WHAT IS EXPECTED.
Locate every line below that contains the word "band" and copy it.

** START OF SOURCE RECORDS **

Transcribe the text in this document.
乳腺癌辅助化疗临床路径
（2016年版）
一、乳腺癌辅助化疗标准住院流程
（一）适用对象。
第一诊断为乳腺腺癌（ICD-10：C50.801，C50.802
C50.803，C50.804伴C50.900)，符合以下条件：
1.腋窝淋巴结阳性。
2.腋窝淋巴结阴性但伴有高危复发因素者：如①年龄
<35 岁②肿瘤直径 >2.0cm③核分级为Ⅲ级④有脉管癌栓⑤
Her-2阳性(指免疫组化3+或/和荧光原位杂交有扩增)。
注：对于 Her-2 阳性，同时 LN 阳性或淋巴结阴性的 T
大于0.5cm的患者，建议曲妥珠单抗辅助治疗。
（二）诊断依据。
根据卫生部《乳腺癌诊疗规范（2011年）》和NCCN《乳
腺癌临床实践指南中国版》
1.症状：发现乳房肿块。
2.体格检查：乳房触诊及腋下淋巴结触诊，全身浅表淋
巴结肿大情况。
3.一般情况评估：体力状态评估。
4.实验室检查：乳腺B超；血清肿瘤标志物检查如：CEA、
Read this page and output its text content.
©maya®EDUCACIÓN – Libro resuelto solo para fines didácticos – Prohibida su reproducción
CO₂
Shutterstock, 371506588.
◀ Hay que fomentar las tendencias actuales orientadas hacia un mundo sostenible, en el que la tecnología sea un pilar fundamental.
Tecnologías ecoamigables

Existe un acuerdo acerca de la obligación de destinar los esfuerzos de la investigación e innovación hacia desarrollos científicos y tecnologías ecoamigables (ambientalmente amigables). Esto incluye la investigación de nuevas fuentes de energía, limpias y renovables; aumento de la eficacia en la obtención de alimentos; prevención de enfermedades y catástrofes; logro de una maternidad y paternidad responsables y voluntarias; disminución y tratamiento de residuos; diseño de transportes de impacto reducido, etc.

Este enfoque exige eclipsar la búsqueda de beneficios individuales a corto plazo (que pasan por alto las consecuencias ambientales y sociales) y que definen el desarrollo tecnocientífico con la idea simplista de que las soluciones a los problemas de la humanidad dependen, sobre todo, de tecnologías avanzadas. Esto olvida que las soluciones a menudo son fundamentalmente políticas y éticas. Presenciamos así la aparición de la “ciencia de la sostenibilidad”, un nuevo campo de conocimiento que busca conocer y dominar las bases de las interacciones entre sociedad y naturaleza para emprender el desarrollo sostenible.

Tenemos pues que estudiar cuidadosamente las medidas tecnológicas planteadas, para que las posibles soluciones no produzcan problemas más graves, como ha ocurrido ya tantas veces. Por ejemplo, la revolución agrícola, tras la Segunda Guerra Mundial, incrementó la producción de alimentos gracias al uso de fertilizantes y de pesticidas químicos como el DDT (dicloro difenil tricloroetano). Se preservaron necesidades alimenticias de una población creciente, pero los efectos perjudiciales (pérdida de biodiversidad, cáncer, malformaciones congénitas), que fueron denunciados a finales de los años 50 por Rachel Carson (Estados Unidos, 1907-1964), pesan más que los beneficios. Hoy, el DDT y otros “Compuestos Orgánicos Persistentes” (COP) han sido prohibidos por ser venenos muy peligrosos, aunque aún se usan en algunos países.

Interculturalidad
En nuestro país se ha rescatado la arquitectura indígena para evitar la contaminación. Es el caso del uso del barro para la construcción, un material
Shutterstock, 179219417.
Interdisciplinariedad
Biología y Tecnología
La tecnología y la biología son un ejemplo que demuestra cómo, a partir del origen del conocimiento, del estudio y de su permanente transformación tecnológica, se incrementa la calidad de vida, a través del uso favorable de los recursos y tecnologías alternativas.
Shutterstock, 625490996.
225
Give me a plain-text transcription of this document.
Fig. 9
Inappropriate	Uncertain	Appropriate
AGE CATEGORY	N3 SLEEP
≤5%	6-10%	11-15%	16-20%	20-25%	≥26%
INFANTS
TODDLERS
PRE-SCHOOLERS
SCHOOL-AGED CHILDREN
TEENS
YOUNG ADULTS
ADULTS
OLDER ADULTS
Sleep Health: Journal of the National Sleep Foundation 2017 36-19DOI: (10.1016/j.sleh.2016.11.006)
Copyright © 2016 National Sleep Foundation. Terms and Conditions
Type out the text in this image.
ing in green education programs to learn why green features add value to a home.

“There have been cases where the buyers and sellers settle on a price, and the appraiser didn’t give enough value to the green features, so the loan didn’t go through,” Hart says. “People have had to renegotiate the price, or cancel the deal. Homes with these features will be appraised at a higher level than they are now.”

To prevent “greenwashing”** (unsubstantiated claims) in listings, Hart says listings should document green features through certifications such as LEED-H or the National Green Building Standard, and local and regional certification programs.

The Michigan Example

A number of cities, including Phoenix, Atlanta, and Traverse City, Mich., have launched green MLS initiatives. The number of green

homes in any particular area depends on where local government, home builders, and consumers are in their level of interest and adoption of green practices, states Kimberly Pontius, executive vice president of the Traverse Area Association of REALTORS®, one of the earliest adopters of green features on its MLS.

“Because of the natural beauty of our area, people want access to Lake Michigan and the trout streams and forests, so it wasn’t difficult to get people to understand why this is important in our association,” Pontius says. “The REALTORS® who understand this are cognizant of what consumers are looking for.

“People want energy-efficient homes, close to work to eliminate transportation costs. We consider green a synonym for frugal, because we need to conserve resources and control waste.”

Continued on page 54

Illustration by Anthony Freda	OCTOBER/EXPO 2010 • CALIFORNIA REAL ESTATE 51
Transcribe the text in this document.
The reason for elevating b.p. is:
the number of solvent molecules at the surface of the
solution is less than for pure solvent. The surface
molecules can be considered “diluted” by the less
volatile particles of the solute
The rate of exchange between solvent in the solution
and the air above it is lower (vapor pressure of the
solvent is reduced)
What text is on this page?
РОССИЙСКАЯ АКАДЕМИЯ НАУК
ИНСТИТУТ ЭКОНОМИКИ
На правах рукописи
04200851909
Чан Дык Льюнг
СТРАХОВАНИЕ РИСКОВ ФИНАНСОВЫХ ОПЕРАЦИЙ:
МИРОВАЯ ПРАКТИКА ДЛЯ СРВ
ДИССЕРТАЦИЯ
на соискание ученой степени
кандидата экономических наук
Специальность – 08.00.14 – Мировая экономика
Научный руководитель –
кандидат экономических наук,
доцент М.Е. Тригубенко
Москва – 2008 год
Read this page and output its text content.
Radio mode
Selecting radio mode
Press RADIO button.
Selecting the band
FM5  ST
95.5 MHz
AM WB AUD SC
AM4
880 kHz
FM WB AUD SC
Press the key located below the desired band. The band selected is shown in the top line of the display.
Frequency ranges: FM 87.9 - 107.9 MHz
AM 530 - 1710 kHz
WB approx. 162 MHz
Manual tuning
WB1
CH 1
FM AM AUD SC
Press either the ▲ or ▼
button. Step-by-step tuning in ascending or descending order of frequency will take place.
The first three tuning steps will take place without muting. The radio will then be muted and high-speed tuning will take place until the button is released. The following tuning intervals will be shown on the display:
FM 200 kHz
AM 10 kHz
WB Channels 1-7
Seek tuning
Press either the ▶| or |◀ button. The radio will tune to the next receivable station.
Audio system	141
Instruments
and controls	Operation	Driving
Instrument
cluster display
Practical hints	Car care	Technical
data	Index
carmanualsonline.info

** END OF SOURCE RECORDS **

TASK OUTPUT.
Selecting the band
Press the key located below the desired band. The band selected is shown in the top line of the display.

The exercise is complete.